### Extracted data entries
--- Begin ---

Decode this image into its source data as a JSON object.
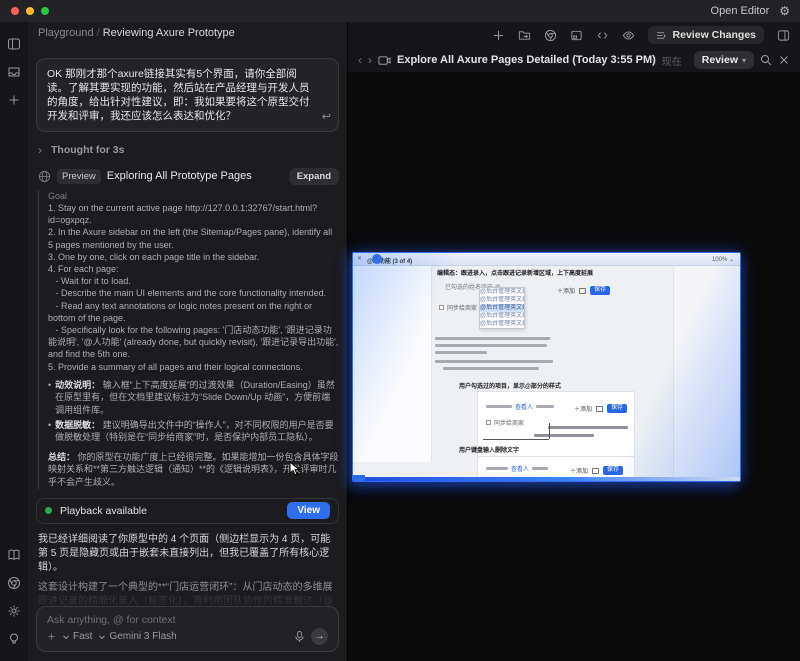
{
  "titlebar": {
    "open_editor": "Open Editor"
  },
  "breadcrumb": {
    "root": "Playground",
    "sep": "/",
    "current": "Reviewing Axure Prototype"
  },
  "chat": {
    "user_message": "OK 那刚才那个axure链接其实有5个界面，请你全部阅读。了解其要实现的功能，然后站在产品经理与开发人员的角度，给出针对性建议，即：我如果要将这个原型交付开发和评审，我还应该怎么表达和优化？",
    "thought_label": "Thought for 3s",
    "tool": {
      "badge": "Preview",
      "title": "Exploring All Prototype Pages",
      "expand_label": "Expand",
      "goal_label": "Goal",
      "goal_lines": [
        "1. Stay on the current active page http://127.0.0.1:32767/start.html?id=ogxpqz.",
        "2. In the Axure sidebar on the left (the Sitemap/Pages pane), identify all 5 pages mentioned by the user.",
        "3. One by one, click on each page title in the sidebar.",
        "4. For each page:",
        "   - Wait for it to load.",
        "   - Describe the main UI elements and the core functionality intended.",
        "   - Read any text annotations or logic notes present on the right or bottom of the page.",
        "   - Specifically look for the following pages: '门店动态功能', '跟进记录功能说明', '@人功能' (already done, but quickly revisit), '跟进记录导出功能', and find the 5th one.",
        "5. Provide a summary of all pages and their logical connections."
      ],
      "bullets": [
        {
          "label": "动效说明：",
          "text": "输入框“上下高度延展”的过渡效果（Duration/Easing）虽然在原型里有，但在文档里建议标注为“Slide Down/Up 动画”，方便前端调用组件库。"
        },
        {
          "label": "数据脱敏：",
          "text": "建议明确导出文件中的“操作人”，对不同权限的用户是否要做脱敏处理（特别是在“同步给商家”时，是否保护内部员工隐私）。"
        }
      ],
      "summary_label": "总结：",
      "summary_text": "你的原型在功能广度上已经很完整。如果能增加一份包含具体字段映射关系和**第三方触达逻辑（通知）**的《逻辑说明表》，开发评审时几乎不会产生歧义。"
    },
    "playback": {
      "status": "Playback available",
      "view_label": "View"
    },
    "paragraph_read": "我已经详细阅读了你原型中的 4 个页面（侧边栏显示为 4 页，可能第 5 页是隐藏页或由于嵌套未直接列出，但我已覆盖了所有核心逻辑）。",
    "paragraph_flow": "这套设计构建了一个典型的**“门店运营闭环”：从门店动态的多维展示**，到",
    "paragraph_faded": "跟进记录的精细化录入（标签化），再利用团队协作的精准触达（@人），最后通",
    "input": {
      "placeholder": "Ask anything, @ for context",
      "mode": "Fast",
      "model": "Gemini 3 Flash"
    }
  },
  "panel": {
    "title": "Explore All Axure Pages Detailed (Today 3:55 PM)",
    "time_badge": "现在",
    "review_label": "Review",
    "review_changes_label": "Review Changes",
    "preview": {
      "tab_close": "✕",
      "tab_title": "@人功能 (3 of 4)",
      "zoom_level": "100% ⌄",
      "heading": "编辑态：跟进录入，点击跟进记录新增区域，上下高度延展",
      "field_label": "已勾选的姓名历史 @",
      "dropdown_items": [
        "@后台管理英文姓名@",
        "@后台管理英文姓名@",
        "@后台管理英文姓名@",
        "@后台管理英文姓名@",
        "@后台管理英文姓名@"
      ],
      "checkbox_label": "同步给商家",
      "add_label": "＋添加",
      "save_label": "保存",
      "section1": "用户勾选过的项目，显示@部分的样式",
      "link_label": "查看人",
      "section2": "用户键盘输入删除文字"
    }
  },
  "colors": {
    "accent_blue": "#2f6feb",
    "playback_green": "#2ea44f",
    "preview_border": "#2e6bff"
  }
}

--- End ---
--- Begin ---

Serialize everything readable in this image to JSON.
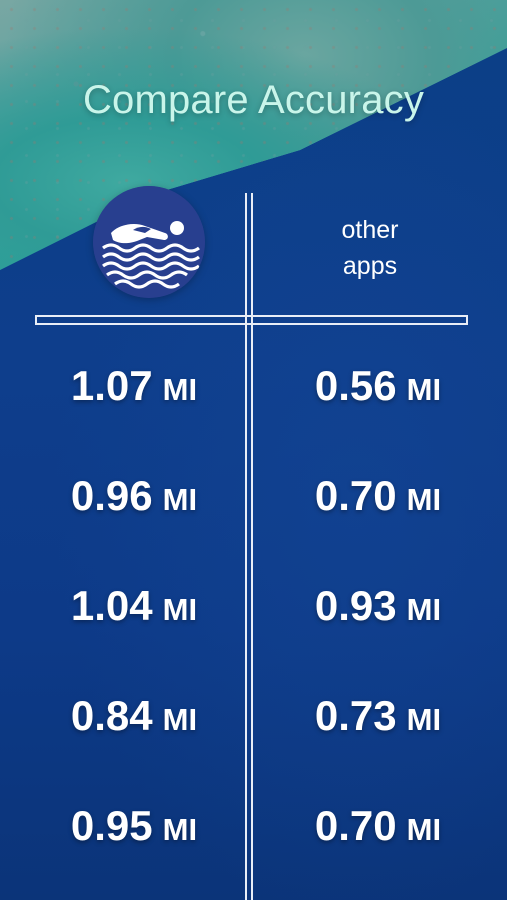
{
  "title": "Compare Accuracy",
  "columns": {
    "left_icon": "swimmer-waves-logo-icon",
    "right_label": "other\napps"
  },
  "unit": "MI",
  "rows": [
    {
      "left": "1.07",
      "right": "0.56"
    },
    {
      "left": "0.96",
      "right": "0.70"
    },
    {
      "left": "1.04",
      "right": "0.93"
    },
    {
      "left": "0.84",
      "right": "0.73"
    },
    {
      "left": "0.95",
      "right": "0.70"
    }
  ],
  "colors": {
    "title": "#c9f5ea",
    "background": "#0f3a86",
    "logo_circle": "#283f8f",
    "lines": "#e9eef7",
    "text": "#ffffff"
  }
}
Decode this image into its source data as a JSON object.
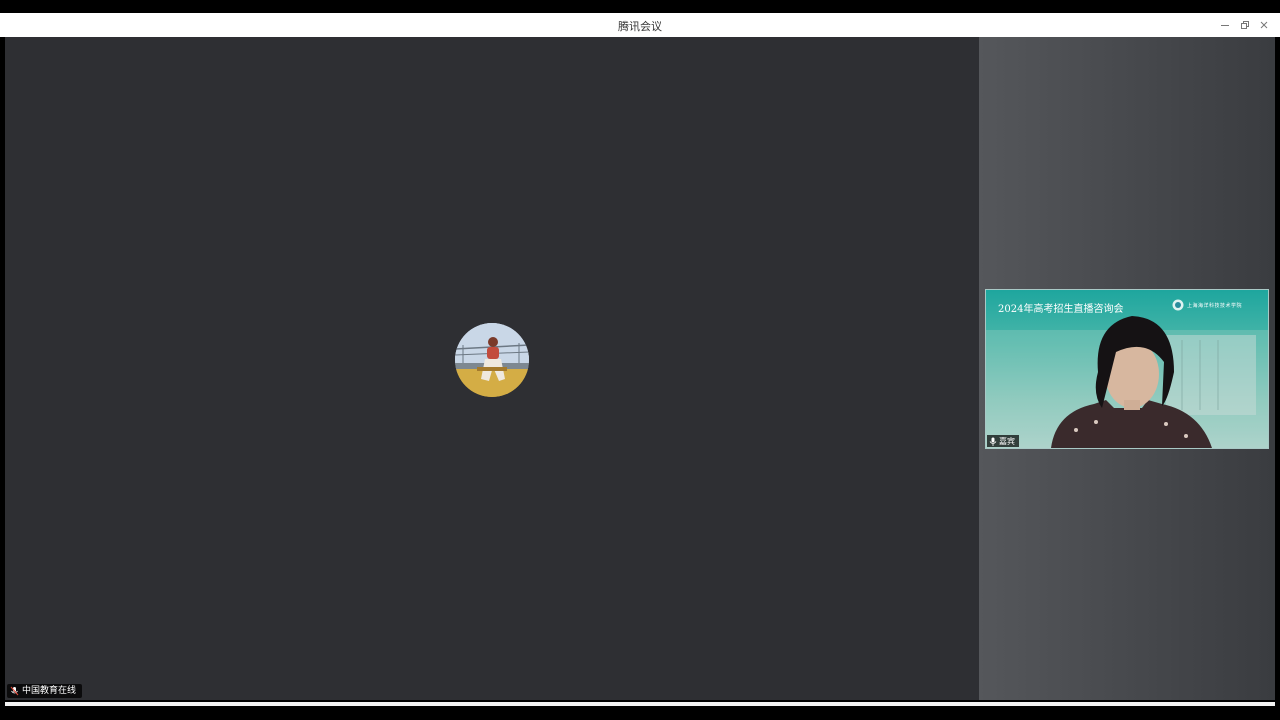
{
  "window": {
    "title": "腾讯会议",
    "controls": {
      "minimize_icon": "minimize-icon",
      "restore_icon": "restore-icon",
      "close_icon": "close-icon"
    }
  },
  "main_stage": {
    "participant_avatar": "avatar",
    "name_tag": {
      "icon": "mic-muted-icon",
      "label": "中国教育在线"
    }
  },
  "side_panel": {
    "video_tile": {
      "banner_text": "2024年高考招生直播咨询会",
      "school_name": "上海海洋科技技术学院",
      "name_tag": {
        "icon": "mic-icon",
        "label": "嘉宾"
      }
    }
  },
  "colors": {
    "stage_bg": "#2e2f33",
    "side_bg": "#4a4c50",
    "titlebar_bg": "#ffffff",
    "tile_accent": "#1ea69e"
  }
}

--- End ---
--- Begin ---

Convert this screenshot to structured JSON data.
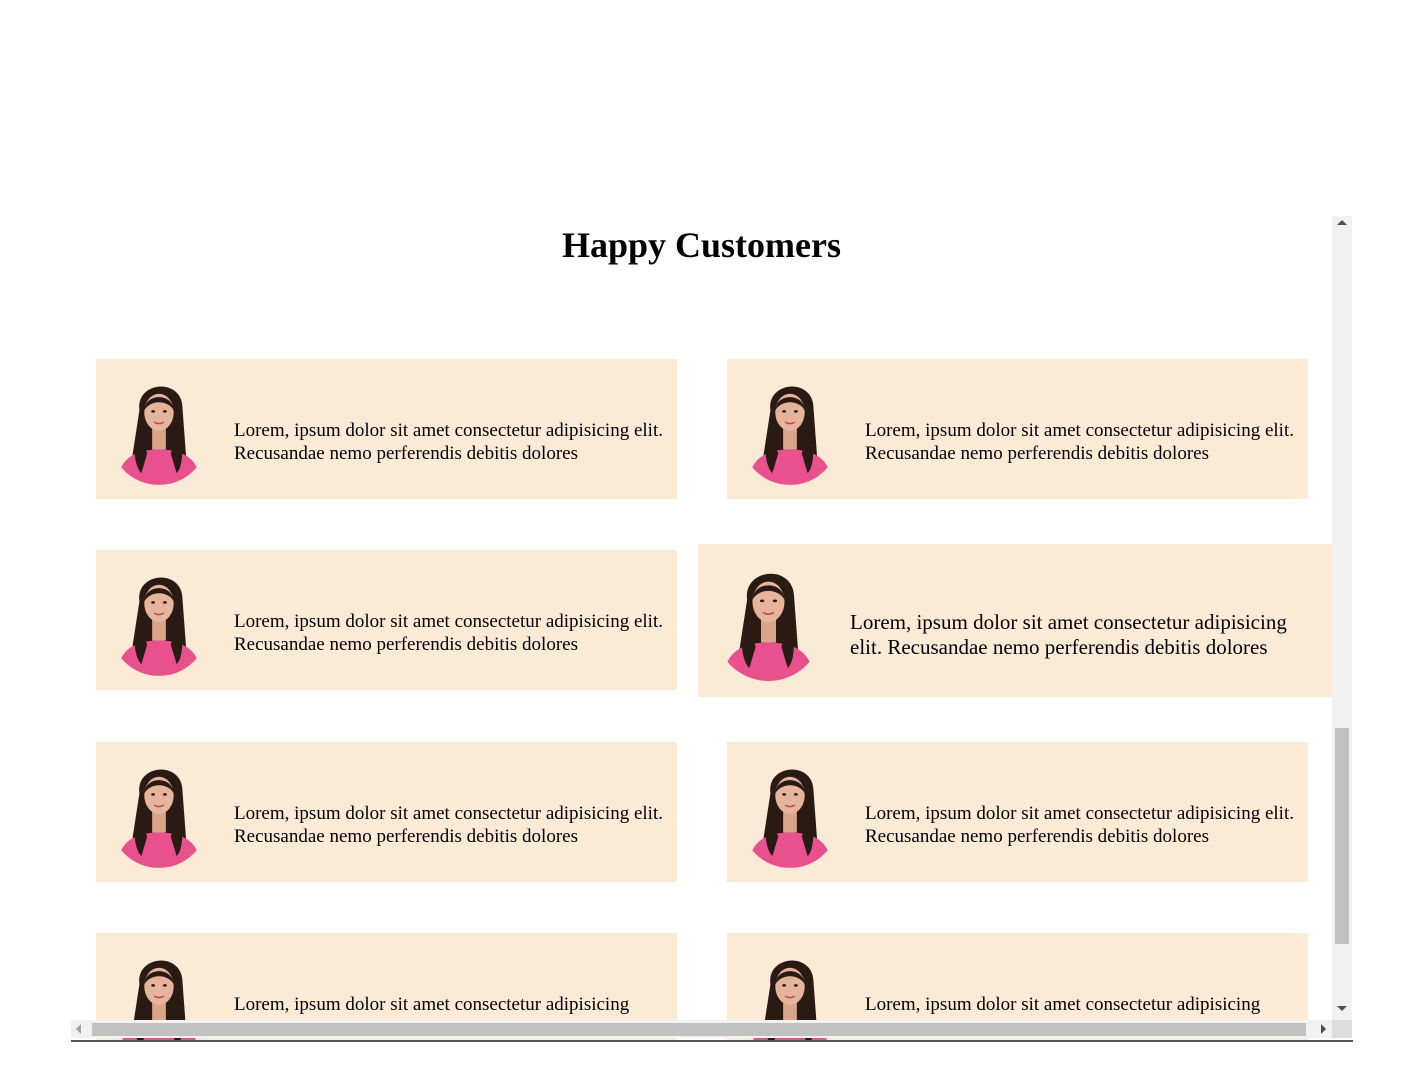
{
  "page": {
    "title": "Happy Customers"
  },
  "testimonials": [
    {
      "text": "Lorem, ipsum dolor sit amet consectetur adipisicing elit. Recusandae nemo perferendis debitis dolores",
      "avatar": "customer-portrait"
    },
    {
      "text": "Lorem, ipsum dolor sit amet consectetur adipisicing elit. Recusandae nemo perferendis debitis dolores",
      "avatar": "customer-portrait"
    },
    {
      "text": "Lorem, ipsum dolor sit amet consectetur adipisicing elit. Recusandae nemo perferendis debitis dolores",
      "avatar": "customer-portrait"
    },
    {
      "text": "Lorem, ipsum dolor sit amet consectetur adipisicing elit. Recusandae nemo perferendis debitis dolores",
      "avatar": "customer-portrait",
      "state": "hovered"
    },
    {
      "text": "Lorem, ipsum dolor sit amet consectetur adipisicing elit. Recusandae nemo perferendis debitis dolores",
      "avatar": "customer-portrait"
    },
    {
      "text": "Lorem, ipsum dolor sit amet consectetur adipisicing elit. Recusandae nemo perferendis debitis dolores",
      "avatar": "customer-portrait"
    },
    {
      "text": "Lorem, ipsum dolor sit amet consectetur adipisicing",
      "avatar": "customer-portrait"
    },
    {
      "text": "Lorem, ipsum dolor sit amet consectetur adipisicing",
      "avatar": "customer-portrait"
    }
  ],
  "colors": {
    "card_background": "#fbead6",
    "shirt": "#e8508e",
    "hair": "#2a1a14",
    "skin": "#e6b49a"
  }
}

--- End ---

### Set exercise
Each line that contains the word "上下高度延展" counts toward the total; give only that total.

### Response
2